**Requirements:** Select the lines that hold the word "name" and copy each one.

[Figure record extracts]
******

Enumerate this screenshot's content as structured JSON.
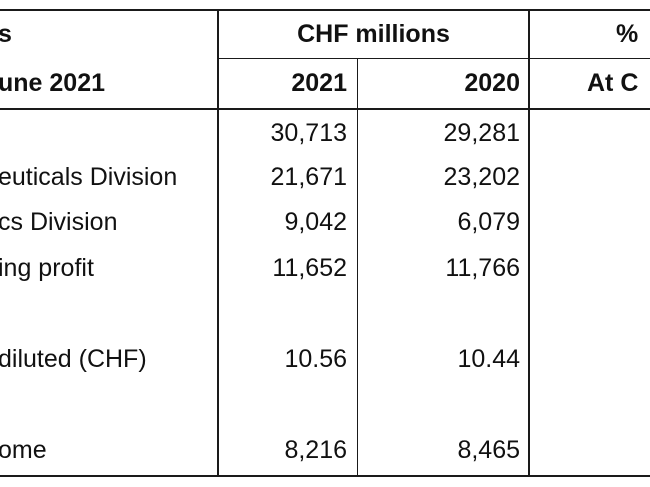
{
  "header": {
    "title_fragment": "s",
    "period_fragment": "une 2021",
    "group_label": "CHF millions",
    "percent_fragment": "%",
    "year_2021": "2021",
    "year_2020": "2020",
    "at_fragment": "At C"
  },
  "rows": [
    {
      "label": "",
      "v2021": "30,713",
      "v2020": "29,281"
    },
    {
      "label": "euticals Division",
      "v2021": "21,671",
      "v2020": "23,202"
    },
    {
      "label": "cs Division",
      "v2021": "9,042",
      "v2020": "6,079"
    },
    {
      "label": "ing profit",
      "v2021": "11,652",
      "v2020": "11,766"
    },
    {
      "label": "diluted (CHF)",
      "v2021": "10.56",
      "v2020": "10.44"
    },
    {
      "label": "ome",
      "v2021": "8,216",
      "v2020": "8,465"
    }
  ]
}
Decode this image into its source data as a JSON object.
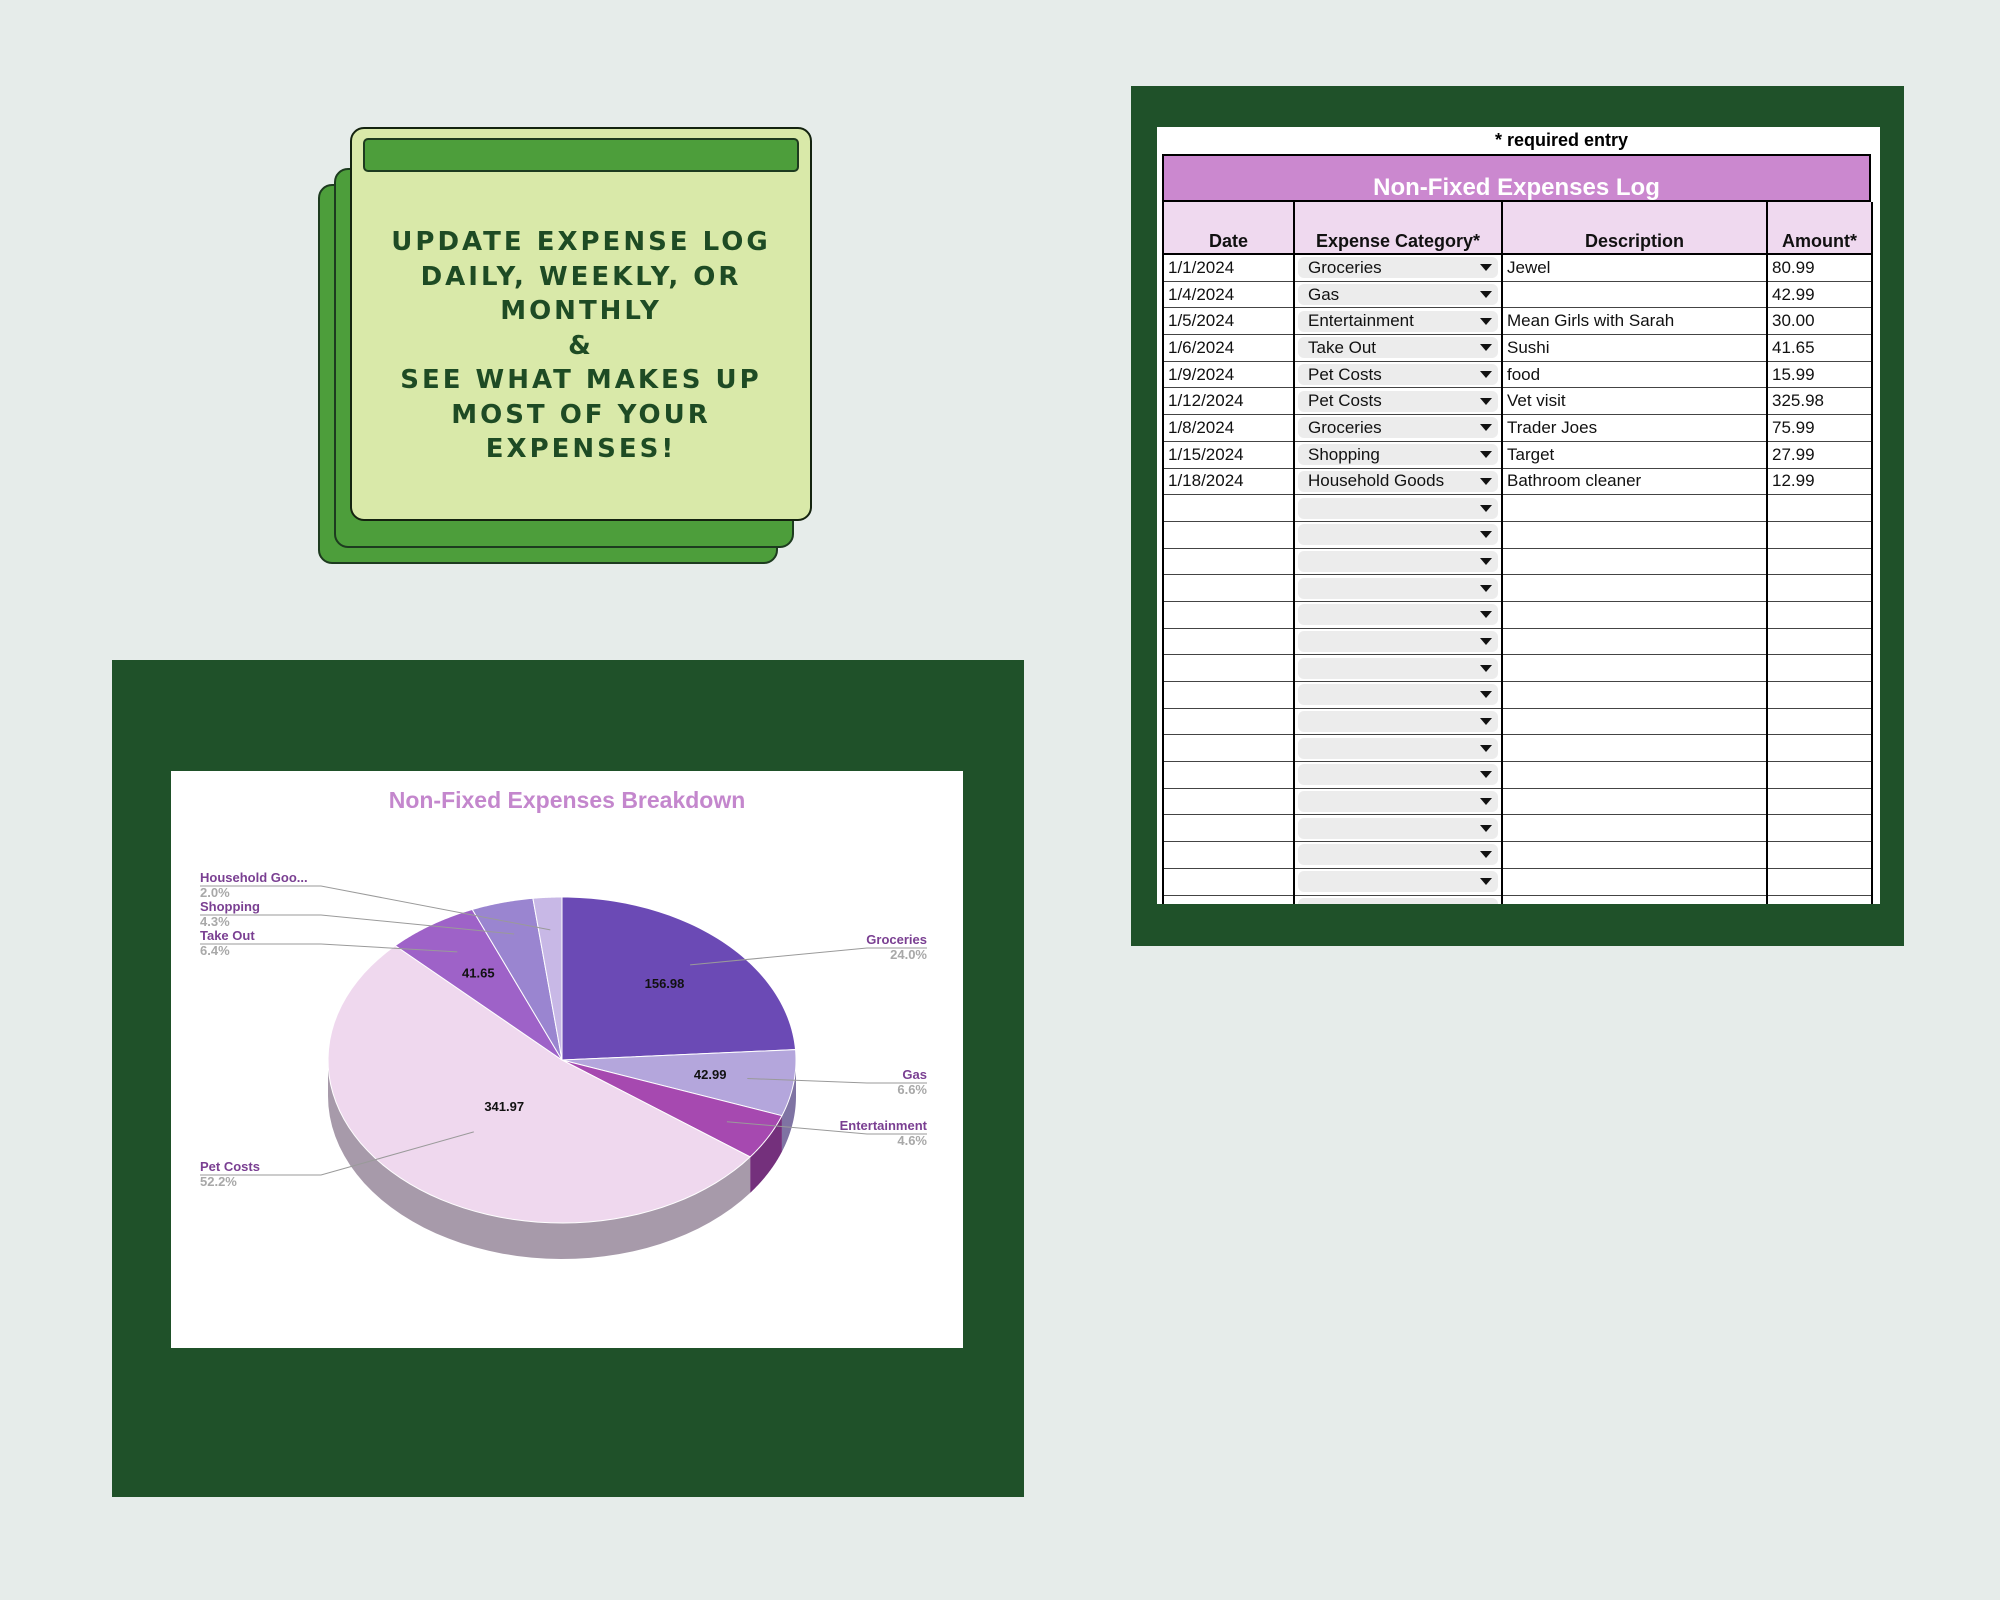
{
  "note_card": {
    "lines": [
      "UPDATE EXPENSE LOG",
      "DAILY, WEEKLY, OR",
      "MONTHLY",
      "&",
      "SEE WHAT MAKES UP",
      "MOST OF YOUR",
      "EXPENSES!"
    ]
  },
  "chart_data": {
    "type": "pie",
    "title": "Non-Fixed Expenses Breakdown",
    "three_d": true,
    "slices": [
      {
        "name": "Groceries",
        "value": 156.98,
        "percent": "24.0%",
        "color": "#6b4ab5",
        "side": "#4b3483",
        "value_label": "156.98"
      },
      {
        "name": "Gas",
        "value": 42.99,
        "percent": "6.6%",
        "color": "#b4a6dc",
        "side": "#7f73a3",
        "value_label": "42.99"
      },
      {
        "name": "Entertainment",
        "value": 30.0,
        "percent": "4.6%",
        "color": "#a649b0",
        "side": "#74307c",
        "value_label": ""
      },
      {
        "name": "Pet Costs",
        "value": 341.97,
        "percent": "52.2%",
        "color": "#efd8ee",
        "side": "#a79aaa",
        "value_label": "341.97"
      },
      {
        "name": "Take Out",
        "value": 41.65,
        "percent": "6.4%",
        "color": "#9e62c8",
        "side": "#6e448c",
        "value_label": "41.65"
      },
      {
        "name": "Shopping",
        "value": 27.99,
        "percent": "4.3%",
        "color": "#9a85d0",
        "side": "#6b5d92",
        "value_label": ""
      },
      {
        "name": "Household Goo...",
        "value": 12.99,
        "percent": "2.0%",
        "color": "#c8b8e6",
        "side": "#8c81a2",
        "value_label": ""
      }
    ]
  },
  "log": {
    "required_note": "* required entry",
    "title": "Non-Fixed Expenses Log",
    "headers": [
      "Date",
      "Expense Category*",
      "Description",
      "Amount*"
    ],
    "rows": [
      {
        "date": "1/1/2024",
        "category": "Groceries",
        "description": "Jewel",
        "amount": "80.99"
      },
      {
        "date": "1/4/2024",
        "category": "Gas",
        "description": "",
        "amount": "42.99"
      },
      {
        "date": "1/5/2024",
        "category": "Entertainment",
        "description": "Mean Girls with Sarah",
        "amount": "30.00"
      },
      {
        "date": "1/6/2024",
        "category": "Take Out",
        "description": "Sushi",
        "amount": "41.65"
      },
      {
        "date": "1/9/2024",
        "category": "Pet Costs",
        "description": "food",
        "amount": "15.99"
      },
      {
        "date": "1/12/2024",
        "category": "Pet Costs",
        "description": "Vet visit",
        "amount": "325.98"
      },
      {
        "date": "1/8/2024",
        "category": "Groceries",
        "description": "Trader Joes",
        "amount": "75.99"
      },
      {
        "date": "1/15/2024",
        "category": "Shopping",
        "description": "Target",
        "amount": "27.99"
      },
      {
        "date": "1/18/2024",
        "category": "Household Goods",
        "description": "Bathroom cleaner",
        "amount": "12.99"
      },
      {
        "date": "",
        "category": "",
        "description": "",
        "amount": ""
      },
      {
        "date": "",
        "category": "",
        "description": "",
        "amount": ""
      },
      {
        "date": "",
        "category": "",
        "description": "",
        "amount": ""
      },
      {
        "date": "",
        "category": "",
        "description": "",
        "amount": ""
      },
      {
        "date": "",
        "category": "",
        "description": "",
        "amount": ""
      },
      {
        "date": "",
        "category": "",
        "description": "",
        "amount": ""
      },
      {
        "date": "",
        "category": "",
        "description": "",
        "amount": ""
      },
      {
        "date": "",
        "category": "",
        "description": "",
        "amount": ""
      },
      {
        "date": "",
        "category": "",
        "description": "",
        "amount": ""
      },
      {
        "date": "",
        "category": "",
        "description": "",
        "amount": ""
      },
      {
        "date": "",
        "category": "",
        "description": "",
        "amount": ""
      },
      {
        "date": "",
        "category": "",
        "description": "",
        "amount": ""
      },
      {
        "date": "",
        "category": "",
        "description": "",
        "amount": ""
      },
      {
        "date": "",
        "category": "",
        "description": "",
        "amount": ""
      },
      {
        "date": "",
        "category": "",
        "description": "",
        "amount": ""
      },
      {
        "date": "",
        "category": "",
        "description": "",
        "amount": ""
      }
    ]
  },
  "colors": {
    "background": "#e6ecea",
    "panel_green": "#1f5129",
    "accent_purple": "#cb88cf"
  }
}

******

**Final answer:**
        "name": "Groceries",
        "name": "Gas",
        "name": "Entertainment",
        "name": "Pet Costs",
        "name": "Take Out",
        "name": "Shopping",
        "name": "Household Goo...",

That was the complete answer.